**WRITTEN INSTRUCTION:** Each entry below should be returned exactly as is, with the pictures removed.

**RECORDS TO USE:**
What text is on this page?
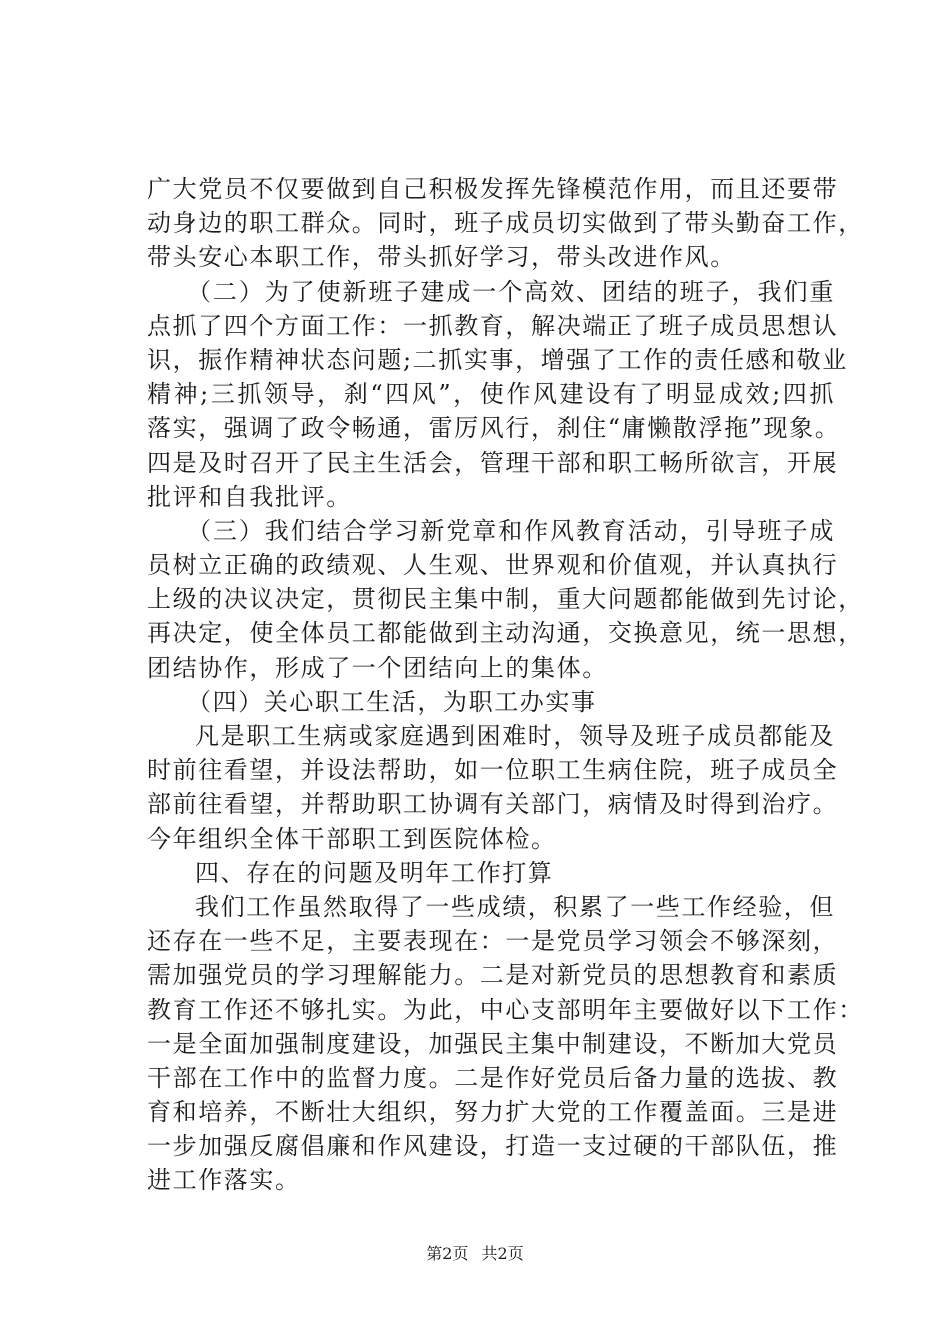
广大党员不仅要做到自己积极发挥先锋模范作用，而且还要带
动身边的职工群众。同时，班子成员切实做到了带头勤奋工作，
带头安心本职工作，带头抓好学习，带头改进作风。
（二）为了使新班子建成一个高效、团结的班子，我们重
点抓了四个方面工作：一抓教育，解决端正了班子成员思想认
识，振作精神状态问题;二抓实事，增强了工作的责任感和敬业
精神;三抓领导，刹“四风”，使作风建设有了明显成效;四抓
落实，强调了政令畅通，雷厉风行，刹住“庸懒散浮拖”现象。
四是及时召开了民主生活会，管理干部和职工畅所欲言，开展
批评和自我批评。
（三）我们结合学习新党章和作风教育活动，引导班子成
员树立正确的政绩观、人生观、世界观和价值观，并认真执行
上级的决议决定，贯彻民主集中制，重大问题都能做到先讨论，
再决定，使全体员工都能做到主动沟通，交换意见，统一思想，
团结协作，形成了一个团结向上的集体。
（四）关心职工生活，为职工办实事
凡是职工生病或家庭遇到困难时，领导及班子成员都能及
时前往看望，并设法帮助，如一位职工生病住院，班子成员全
部前往看望，并帮助职工协调有关部门，病情及时得到治疗。
今年组织全体干部职工到医院体检。
四、存在的问题及明年工作打算
我们工作虽然取得了一些成绩，积累了一些工作经验，但
还存在一些不足，主要表现在：一是党员学习领会不够深刻，
需加强党员的学习理解能力。二是对新党员的思想教育和素质
教育工作还不够扎实。为此，中心支部明年主要做好以下工作：
一是全面加强制度建设，加强民主集中制建设，不断加大党员
干部在工作中的监督力度。二是作好党员后备力量的选拔、教
育和培养，不断壮大组织，努力扩大党的工作覆盖面。三是进
一步加强反腐倡廉和作风建设，打造一支过硬的干部队伍，推
进工作落实。
第2页 共2页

**THE RESPONSE:**
What text is on this page?
广大党员不仅要做到自己积极发挥先锋模范作用，而且还要带
动身边的职工群众。同时，班子成员切实做到了带头勤奋工作，
带头安心本职工作，带头抓好学习，带头改进作风。
（二）为了使新班子建成一个高效、团结的班子，我们重
点抓了四个方面工作：一抓教育，解决端正了班子成员思想认
识，振作精神状态问题;二抓实事，增强了工作的责任感和敬业
精神;三抓领导，刹“四风”，使作风建设有了明显成效;四抓
落实，强调了政令畅通，雷厉风行，刹住“庸懒散浮拖”现象。
四是及时召开了民主生活会，管理干部和职工畅所欲言，开展
批评和自我批评。
（三）我们结合学习新党章和作风教育活动，引导班子成
员树立正确的政绩观、人生观、世界观和价值观，并认真执行
上级的决议决定，贯彻民主集中制，重大问题都能做到先讨论，
再决定，使全体员工都能做到主动沟通，交换意见，统一思想，
团结协作，形成了一个团结向上的集体。
（四）关心职工生活，为职工办实事
凡是职工生病或家庭遇到困难时，领导及班子成员都能及
时前往看望，并设法帮助，如一位职工生病住院，班子成员全
部前往看望，并帮助职工协调有关部门，病情及时得到治疗。
今年组织全体干部职工到医院体检。
四、存在的问题及明年工作打算
我们工作虽然取得了一些成绩，积累了一些工作经验，但
还存在一些不足，主要表现在：一是党员学习领会不够深刻，
需加强党员的学习理解能力。二是对新党员的思想教育和素质
教育工作还不够扎实。为此，中心支部明年主要做好以下工作：
一是全面加强制度建设，加强民主集中制建设，不断加大党员
干部在工作中的监督力度。二是作好党员后备力量的选拔、教
育和培养，不断壮大组织，努力扩大党的工作覆盖面。三是进
一步加强反腐倡廉和作风建设，打造一支过硬的干部队伍，推
进工作落实。
第2页 共2页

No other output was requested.